Lines containing the word "Herr" are to be located and copied.

WORKING DATA:
********************
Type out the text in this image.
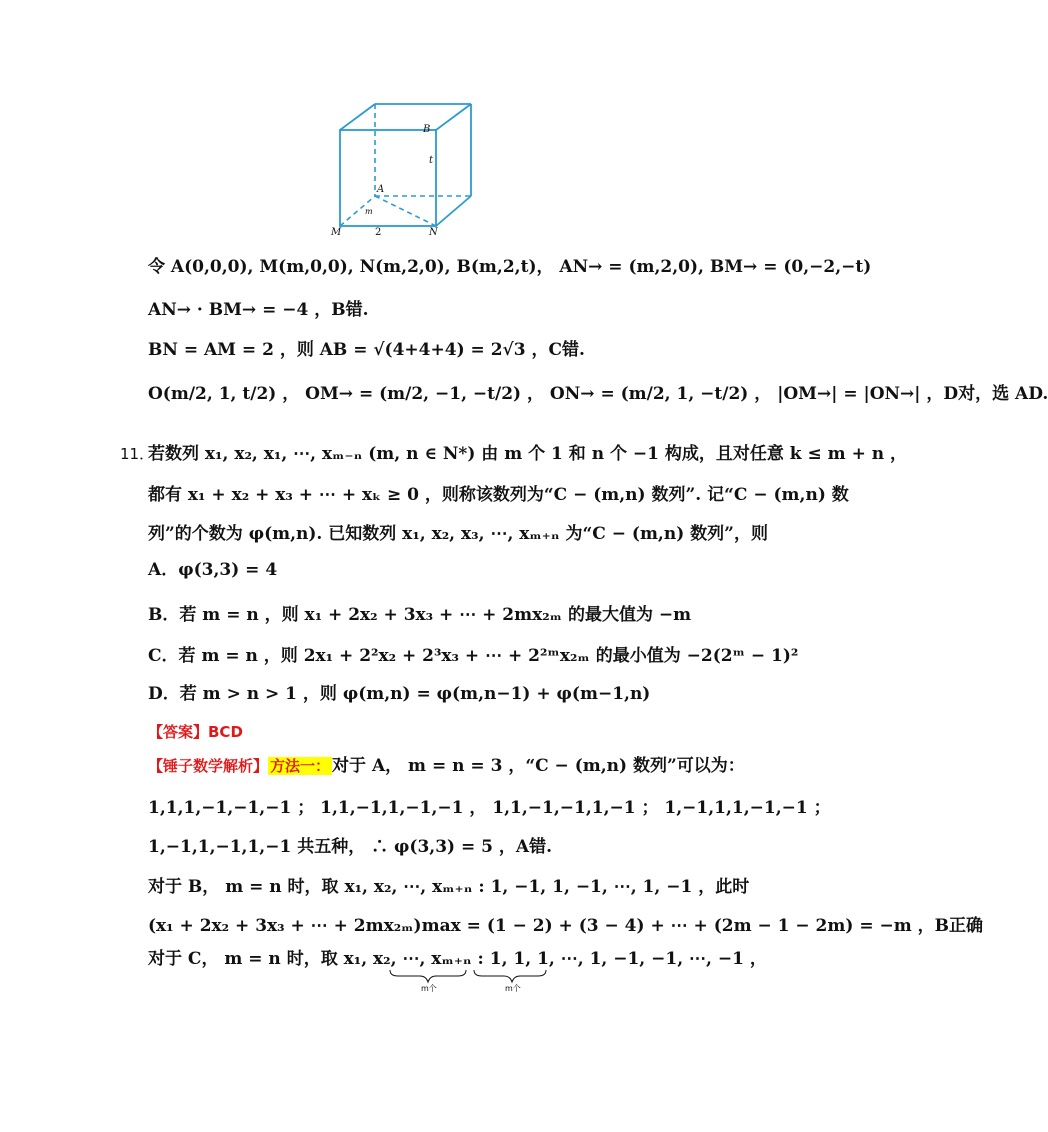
B
t
A
m
M	2	N
令 A(0,0,0), M(m,0,0), N(m,2,0), B(m,2,t)， AN→ = (m,2,0), BM→ = (0,−2,−t)
AN→ · BM→ = −4 ，B错.
BN = AM = 2 ，则 AB = √(4+4+4) = 2√3 ，C错.
O(m/2, 1, t/2) ， OM→ = (m/2, −1, −t/2) ， ON→ = (m/2, 1, −t/2) ， |OM→| = |ON→| ，D对，选 AD.
11．
若数列 x₁, x₂, x₁, ⋯, xₘ₋ₙ (m, n ∈ N*) 由 m 个 1 和 n 个 −1 构成，且对任意 k ≤ m + n ，
都有 x₁ + x₂ + x₃ + ⋯ + xₖ ≥ 0 ，则称该数列为“C − (m,n) 数列”. 记“C − (m,n) 数
列”的个数为 φ(m,n). 已知数列 x₁, x₂, x₃, ⋯, xₘ₊ₙ 为“C − (m,n) 数列”，则
A．φ(3,3) = 4
B．若 m = n ，则 x₁ + 2x₂ + 3x₃ + ⋯ + 2mx₂ₘ 的最大值为 −m
C．若 m = n ，则 2x₁ + 2²x₂ + 2³x₃ + ⋯ + 2²ᵐx₂ₘ 的最小值为 −2(2ᵐ − 1)²
D．若 m > n > 1 ，则 φ(m,n) = φ(m,n−1) + φ(m−1,n)
【答案】BCD
【锤子数学解析】 方法一： 对于 A， m = n = 3 ，“C − (m,n) 数列”可以为：
1,1,1,−1,−1,−1 ； 1,1,−1,1,−1,−1 ， 1,1,−1,−1,1,−1 ； 1,−1,1,1,−1,−1 ；
1,−1,1,−1,1,−1 共五种， ∴ φ(3,3) = 5 ，A错.
对于 B， m = n 时，取 x₁, x₂, ⋯, xₘ₊ₙ : 1, −1, 1, −1, ⋯, 1, −1 ，此时
(x₁ + 2x₂ + 3x₃ + ⋯ + 2mx₂ₘ)max = (1 − 2) + (3 − 4) + ⋯ + (2m − 1 − 2m) = −m ，B正确
对于 C， m = n 时，取 x₁, x₂, ⋯, xₘ₊ₙ : 1, 1, 1, ⋯, 1, −1, −1, ⋯, −1 ，
m个	m个
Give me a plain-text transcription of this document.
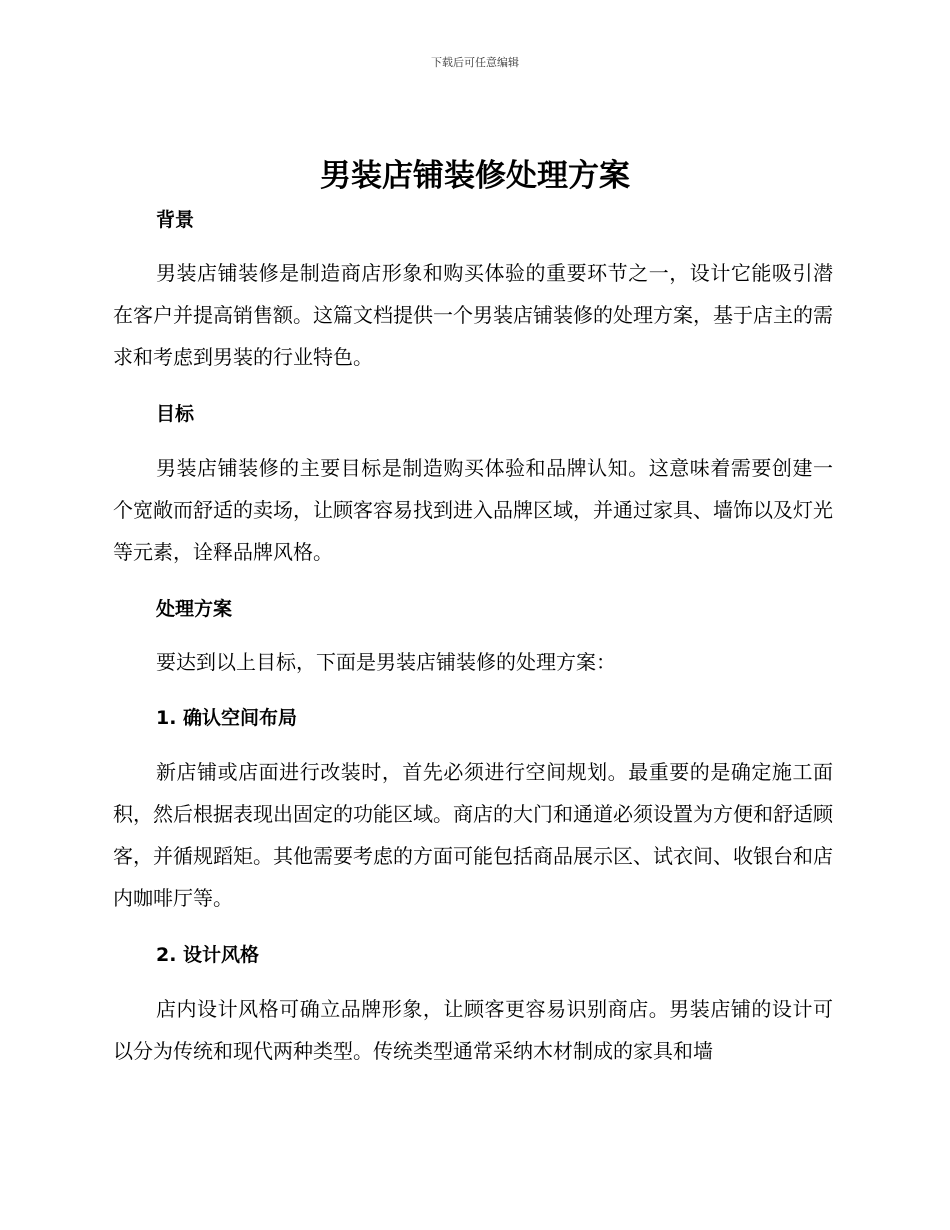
下载后可任意编辑
男装店铺装修处理方案
背景

男装店铺装修是制造商店形象和购买体验的重要环节之一，设计它能吸引潜在客户并提高销售额。这篇文档提供一个男装店铺装修的处理方案，基于店主的需求和考虑到男装的行业特色。

目标

男装店铺装修的主要目标是制造购买体验和品牌认知。这意味着需要创建一个宽敞而舒适的卖场，让顾客容易找到进入品牌区域，并通过家具、墙饰以及灯光等元素，诠释品牌风格。

处理方案

要达到以上目标，下面是男装店铺装修的处理方案：

1. 确认空间布局

新店铺或店面进行改装时，首先必须进行空间规划。最重要的是确定施工面积，然后根据表现出固定的功能区域。商店的大门和通道必须设置为方便和舒适顾客，并循规蹈矩。其他需要考虑的方面可能包括商品展示区、试衣间、收银台和店内咖啡厅等。

2. 设计风格

店内设计风格可确立品牌形象，让顾客更容易识别商店。男装店铺的设计可以分为传统和现代两种类型。传统类型通常采纳木材制成的家具和墙
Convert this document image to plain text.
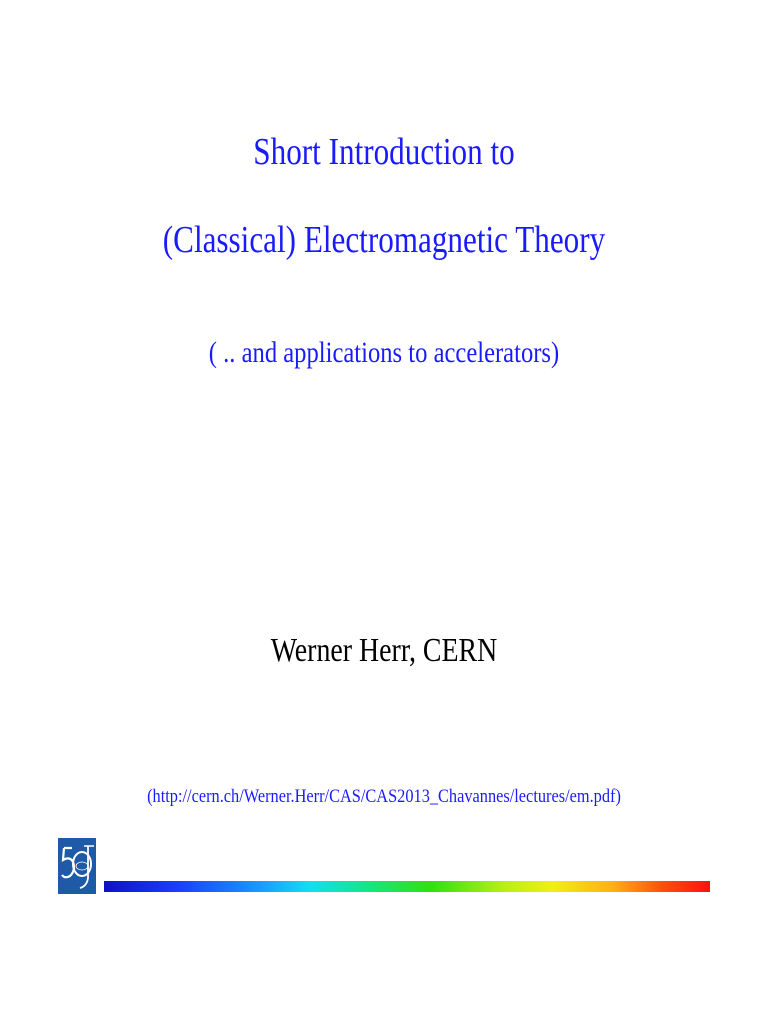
Short Introduction to
(Classical) Electromagnetic Theory
( .. and applications to accelerators)
Werner Herr, CERN
(http://cern.ch/Werner.Herr/CAS/CAS2013_Chavannes/lectures/em.pdf)
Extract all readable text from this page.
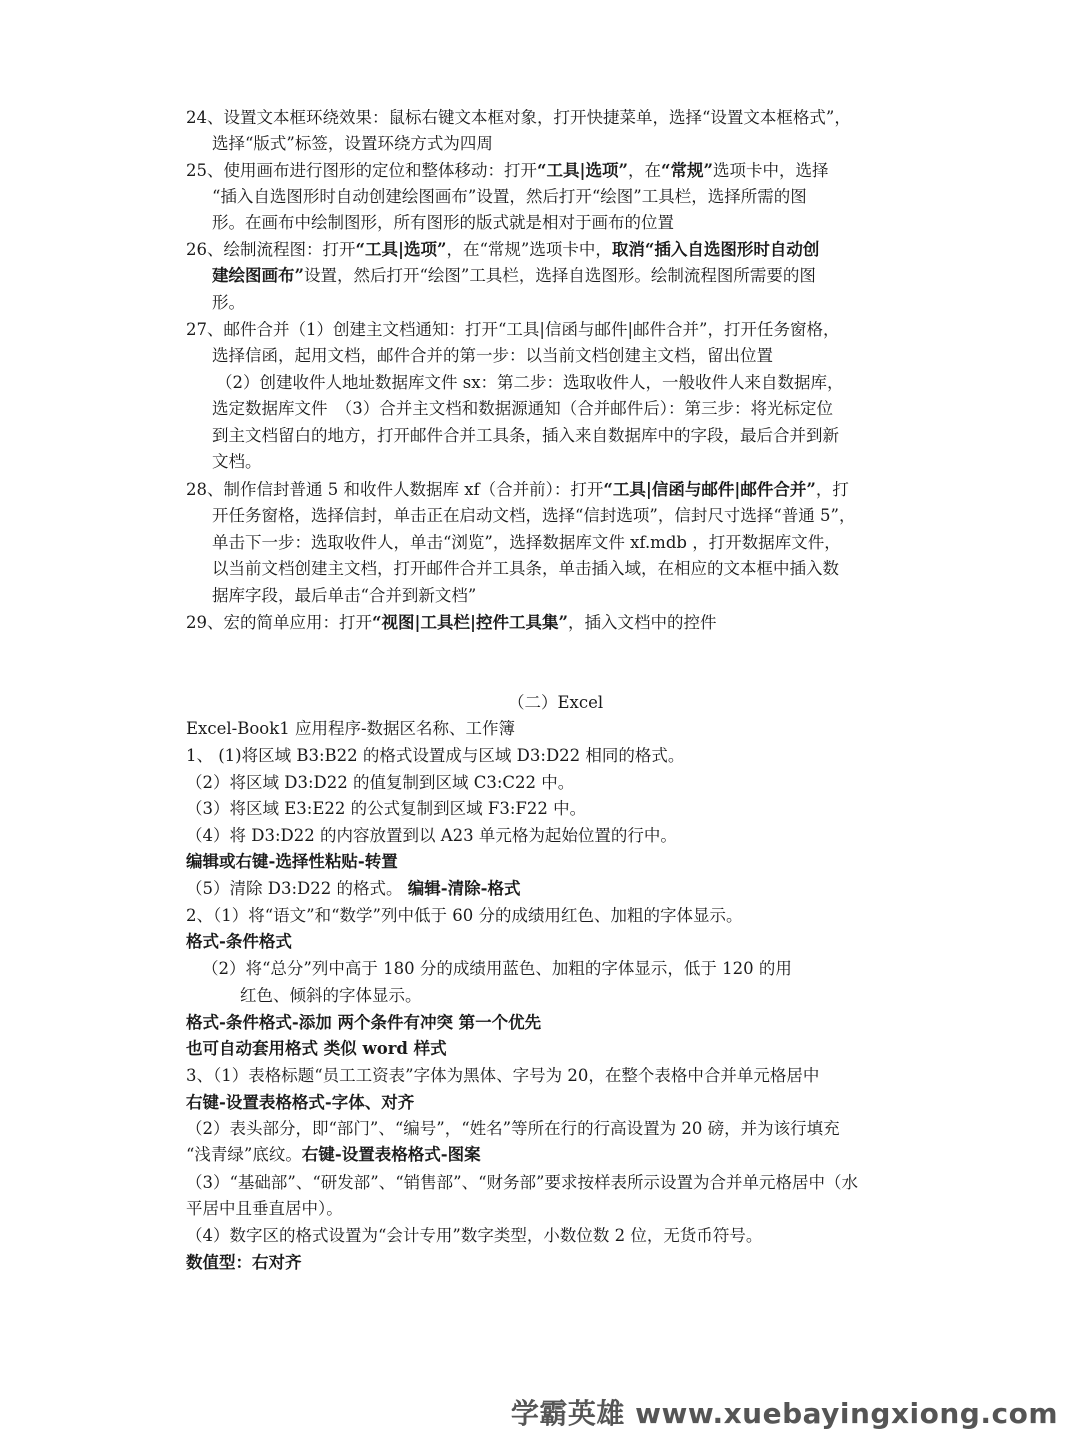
24、设置文本框环绕效果：鼠标右键文本框对象，打开快捷菜单，选择“设置文本框格式”，
选择“版式”标签，设置环绕方式为四周
25、使用画布进行图形的定位和整体移动：打开“工具|选项”，在“常规”选项卡中，选择
“插入自选图形时自动创建绘图画布”设置，然后打开“绘图”工具栏，选择所需的图
形。在画布中绘制图形，所有图形的版式就是相对于画布的位置
26、绘制流程图：打开“工具|选项”，在“常规”选项卡中，取消“插入自选图形时自动创
建绘图画布”设置，然后打开“绘图”工具栏，选择自选图形。绘制流程图所需要的图
形。
27、邮件合并（1）创建主文档通知：打开“工具|信函与邮件|邮件合并”，打开任务窗格，
选择信函，起用文档，邮件合并的第一步：以当前文档创建主文档，留出位置
（2）创建收件人地址数据库文件 sx：第二步：选取收件人，一般收件人来自数据库，
选定数据库文件　（3）合并主文档和数据源通知（合并邮件后）：第三步：将光标定位
到主文档留白的地方，打开邮件合并工具条，插入来自数据库中的字段，最后合并到新
文档。
28、制作信封普通 5 和收件人数据库 xf（合并前）：打开“工具|信函与邮件|邮件合并”，打
开任务窗格，选择信封，单击正在启动文档，选择“信封选项”，信封尺寸选择“普通 5”，
单击下一步：选取收件人，单击“浏览”，选择数据库文件 xf.mdb ，打开数据库文件，
以当前文档创建主文档，打开邮件合并工具条，单击插入域，在相应的文本框中插入数
据库字段，最后单击“合并到新文档”
29、宏的简单应用：打开“视图|工具栏|控件工具集”，插入文档中的控件
（二）Excel
Excel-Book1 应用程序-数据区名称、工作簿
1、 (1)将区域 B3:B22 的格式设置成与区域 D3:D22 相同的格式。
（2）将区域 D3:D22 的值复制到区域 C3:C22 中。
（3）将区域 E3:E22 的公式复制到区域 F3:F22 中。
（4）将 D3:D22 的内容放置到以 A23 单元格为起始位置的行中。
编辑或右键-选择性粘贴-转置
（5）清除 D3:D22 的格式。 编辑-清除-格式
2、（1）将“语文”和“数学”列中低于 60 分的成绩用红色、加粗的字体显示。
格式-条件格式
（2）将“总分”列中高于 180 分的成绩用蓝色、加粗的字体显示，低于 120 的用
红色、倾斜的字体显示。
格式-条件格式-添加 两个条件有冲突 第一个优先
也可自动套用格式 类似 word 样式
3、（1）表格标题“员工工资表”字体为黑体、字号为 20，在整个表格中合并单元格居中
右键-设置表格格式-字体、对齐
（2）表头部分，即“部门”、“编号”，“姓名”等所在行的行高设置为 20 磅，并为该行填充
“浅青绿”底纹。右键-设置表格格式-图案
（3）“基础部”、“研发部”、“销售部”、“财务部”要求按样表所示设置为合并单元格居中（水
平居中且垂直居中）。
（4）数字区的格式设置为“会计专用”数字类型，小数位数 2 位，无货币符号。
数值型：右对齐
学霸英雄 www.xuebayingxiong.com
********************
TASK RESPONSE:
Werner Herr, CERN
(http://cern.ch/Werner.Herr/CAS/CAS2013_Chavannes/lectures/em.pdf)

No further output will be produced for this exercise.